取り組む課題:
(1) OpenShift の文章によると、Telemetry サービスはなぜデフォルトで実行されるのですか？
(2) OpenShift の文章を、最後の文の後から書き進めてください。

本文:
□ □ □ □

22.5.26. OpenShift Container Platform の Telemetry アクセス

OpenShift Container Platform 4.12 では、クラスターの健全性および正常に実行された更新についてのメトリクスを提供するためにデフォルトで実行される Telemetry サービスにもインターネットアクセスが必要です。クラスターがインターネットに接続されている場合、Telemetry は自動的に実行され、クラスターは OpenShift Cluster Manager Hybrid Cloud Console に登録されます。

OpenShift Cluster Manager インベントリーが正常である (Telemetry によって自動的に維持、または OpenShift Cluster Manager Hybrid Cloud Console を使用して手動で維持) ことを確認した後に、subscription watch を使用 して、アカウントまたはマルチクラスターレベルで OpenShift Container Platform サブスクリプションを追跡します。

関連情報

22.5.27. デフォルトの OperatorHub カタログソースの無効化

Red Hat によって提供されるコンテンツを調達する Operator カタログおよびコミュニティープロジェクトは、OpenShift Container Platform のインストール時にデフォルトで OperatorHub に設定されます。ネットワークが制限された環境では、クラスター管理者としてデフォルトのカタログを無効にする必要があります。

□ □ □ □

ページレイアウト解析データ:
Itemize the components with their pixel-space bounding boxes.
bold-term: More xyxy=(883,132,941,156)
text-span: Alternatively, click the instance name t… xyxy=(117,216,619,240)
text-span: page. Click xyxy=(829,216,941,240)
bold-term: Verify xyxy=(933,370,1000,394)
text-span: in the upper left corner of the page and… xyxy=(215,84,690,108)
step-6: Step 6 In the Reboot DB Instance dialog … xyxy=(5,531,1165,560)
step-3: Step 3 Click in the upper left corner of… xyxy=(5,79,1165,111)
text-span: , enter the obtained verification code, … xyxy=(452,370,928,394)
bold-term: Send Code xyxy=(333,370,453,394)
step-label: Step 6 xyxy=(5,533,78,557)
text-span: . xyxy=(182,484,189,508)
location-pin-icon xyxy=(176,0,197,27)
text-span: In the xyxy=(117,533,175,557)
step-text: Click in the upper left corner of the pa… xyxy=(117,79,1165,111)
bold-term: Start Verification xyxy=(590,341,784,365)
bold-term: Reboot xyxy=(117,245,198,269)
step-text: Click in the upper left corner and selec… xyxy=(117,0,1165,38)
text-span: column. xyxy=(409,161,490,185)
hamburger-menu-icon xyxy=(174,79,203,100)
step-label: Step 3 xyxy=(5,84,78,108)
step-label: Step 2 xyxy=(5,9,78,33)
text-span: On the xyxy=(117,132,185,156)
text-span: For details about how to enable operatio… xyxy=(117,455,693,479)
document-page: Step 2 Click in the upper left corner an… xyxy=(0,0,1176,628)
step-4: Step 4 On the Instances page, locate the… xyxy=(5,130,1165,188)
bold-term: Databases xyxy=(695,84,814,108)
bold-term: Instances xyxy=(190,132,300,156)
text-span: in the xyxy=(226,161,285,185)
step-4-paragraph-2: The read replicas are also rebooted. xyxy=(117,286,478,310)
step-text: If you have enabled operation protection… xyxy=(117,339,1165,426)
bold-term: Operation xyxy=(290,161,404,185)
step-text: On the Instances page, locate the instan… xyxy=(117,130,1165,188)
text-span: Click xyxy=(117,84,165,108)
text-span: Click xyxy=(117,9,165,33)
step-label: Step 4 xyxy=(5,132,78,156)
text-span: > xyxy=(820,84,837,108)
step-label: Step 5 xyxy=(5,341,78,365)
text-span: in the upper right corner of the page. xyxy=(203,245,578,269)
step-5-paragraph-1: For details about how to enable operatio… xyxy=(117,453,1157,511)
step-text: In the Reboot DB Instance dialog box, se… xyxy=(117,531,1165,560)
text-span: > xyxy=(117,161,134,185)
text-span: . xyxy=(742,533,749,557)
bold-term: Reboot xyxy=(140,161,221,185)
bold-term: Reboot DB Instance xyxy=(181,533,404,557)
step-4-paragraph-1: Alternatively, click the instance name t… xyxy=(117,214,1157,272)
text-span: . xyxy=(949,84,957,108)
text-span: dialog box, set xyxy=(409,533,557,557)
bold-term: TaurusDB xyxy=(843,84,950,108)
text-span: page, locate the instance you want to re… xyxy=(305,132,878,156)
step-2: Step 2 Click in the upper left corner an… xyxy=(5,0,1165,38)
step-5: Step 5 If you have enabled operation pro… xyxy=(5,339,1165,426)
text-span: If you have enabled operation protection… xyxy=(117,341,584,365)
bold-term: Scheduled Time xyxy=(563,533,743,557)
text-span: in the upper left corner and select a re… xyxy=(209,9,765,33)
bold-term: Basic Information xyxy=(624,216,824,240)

□ □ □ □

解答例:
(1) クラスターの健全性および正常に実行された更新についてのメトリクスを提供するためです。

(2)
手順

  • disableAllDefaultSources: trueOperatorHub オブジェクトに追加して、デフォルトカタログのソースを無効にします。

    $ oc patch OperatorHub cluster --type json \
        -p '[{"op": "add", "path": "/spec/disableAllDefaultSources", "value": true}]'
ヒント

または、Web コンソールを使用してカタログソースを管理できます。Administration Cluster Settings Configuration OperatorHub ページから、Sources タブをクリックして、個別のソースを作成、更新、削除、無効化、有効化できます。